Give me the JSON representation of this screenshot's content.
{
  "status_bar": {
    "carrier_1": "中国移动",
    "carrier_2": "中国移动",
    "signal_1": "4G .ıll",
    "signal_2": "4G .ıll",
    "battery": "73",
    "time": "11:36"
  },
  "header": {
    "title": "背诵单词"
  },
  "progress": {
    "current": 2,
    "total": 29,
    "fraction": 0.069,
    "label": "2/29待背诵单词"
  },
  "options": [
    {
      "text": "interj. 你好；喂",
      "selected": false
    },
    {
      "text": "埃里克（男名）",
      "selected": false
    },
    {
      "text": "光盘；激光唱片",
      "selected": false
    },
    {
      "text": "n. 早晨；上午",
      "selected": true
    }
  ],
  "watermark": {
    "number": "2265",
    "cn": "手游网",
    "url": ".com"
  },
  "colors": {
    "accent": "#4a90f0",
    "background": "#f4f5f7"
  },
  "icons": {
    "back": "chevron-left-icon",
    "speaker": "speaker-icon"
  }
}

======

• **Exercise requirements**
Gather each line of the listing containing the word "text" and show it.

• **Correct answer**
      "text": "interj. 你好；喂",
      "text": "埃里克（男名）",
      "text": "光盘；激光唱片",
      "text": "n. 早晨；上午",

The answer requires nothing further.